-- Data excerpts --
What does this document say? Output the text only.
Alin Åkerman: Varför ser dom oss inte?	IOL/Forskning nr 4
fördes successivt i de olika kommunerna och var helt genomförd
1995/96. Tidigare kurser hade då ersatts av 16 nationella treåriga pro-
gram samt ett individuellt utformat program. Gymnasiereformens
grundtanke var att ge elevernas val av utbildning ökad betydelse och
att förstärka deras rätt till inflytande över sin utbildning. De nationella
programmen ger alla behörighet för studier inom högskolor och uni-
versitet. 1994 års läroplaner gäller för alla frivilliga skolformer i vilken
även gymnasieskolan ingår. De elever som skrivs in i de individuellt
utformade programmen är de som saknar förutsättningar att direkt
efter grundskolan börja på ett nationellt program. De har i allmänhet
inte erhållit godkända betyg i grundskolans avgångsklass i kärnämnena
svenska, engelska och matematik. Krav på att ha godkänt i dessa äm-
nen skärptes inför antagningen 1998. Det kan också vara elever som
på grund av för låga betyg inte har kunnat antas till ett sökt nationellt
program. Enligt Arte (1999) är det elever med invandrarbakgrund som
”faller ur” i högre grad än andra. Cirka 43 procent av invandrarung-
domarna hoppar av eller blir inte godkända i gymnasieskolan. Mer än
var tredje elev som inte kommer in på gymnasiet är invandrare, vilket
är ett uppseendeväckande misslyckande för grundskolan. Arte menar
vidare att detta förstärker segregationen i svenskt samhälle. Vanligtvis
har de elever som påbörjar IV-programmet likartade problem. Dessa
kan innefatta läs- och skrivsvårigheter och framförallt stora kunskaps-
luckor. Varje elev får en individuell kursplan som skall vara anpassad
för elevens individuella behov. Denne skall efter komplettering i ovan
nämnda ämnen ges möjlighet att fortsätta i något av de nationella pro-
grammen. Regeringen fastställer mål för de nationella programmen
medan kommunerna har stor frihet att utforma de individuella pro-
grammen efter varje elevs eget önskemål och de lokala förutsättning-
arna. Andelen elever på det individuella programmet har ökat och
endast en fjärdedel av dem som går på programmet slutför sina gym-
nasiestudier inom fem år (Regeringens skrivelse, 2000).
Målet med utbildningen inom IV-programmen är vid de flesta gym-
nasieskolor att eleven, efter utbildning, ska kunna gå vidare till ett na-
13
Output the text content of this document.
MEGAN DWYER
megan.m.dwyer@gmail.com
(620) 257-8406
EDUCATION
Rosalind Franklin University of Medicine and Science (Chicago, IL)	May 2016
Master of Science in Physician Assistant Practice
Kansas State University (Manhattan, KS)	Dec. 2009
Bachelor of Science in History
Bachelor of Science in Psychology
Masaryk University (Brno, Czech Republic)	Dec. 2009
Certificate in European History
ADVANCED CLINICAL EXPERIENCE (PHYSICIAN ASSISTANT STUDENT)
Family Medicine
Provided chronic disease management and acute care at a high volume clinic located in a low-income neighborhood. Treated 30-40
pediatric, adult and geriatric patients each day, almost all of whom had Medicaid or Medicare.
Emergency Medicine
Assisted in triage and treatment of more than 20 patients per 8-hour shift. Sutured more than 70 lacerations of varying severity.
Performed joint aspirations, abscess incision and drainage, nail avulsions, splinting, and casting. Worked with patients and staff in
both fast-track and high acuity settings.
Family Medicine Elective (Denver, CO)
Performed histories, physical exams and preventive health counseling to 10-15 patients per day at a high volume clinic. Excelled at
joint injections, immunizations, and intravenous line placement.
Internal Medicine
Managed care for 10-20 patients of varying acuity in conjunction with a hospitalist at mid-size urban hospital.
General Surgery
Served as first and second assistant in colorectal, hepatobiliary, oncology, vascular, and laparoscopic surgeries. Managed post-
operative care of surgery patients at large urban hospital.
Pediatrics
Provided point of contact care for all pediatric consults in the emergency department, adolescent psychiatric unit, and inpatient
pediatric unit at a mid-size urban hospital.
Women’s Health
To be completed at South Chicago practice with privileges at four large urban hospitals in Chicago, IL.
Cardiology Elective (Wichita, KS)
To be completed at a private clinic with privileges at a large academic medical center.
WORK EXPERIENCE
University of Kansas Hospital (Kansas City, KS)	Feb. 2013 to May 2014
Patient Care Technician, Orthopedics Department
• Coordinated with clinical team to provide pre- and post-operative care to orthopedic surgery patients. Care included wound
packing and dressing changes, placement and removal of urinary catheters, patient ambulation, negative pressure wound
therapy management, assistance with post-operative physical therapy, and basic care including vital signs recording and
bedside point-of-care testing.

-- Assigned task --
Please find every line in the records that contains the word "godkända", and copy it out.

-- Task solution --
inte erhållit godkända betyg i grundskolans avgångsklass i kärnämnena
domarna hoppar av eller blir inte godkända i gymnasieskolan. Mer än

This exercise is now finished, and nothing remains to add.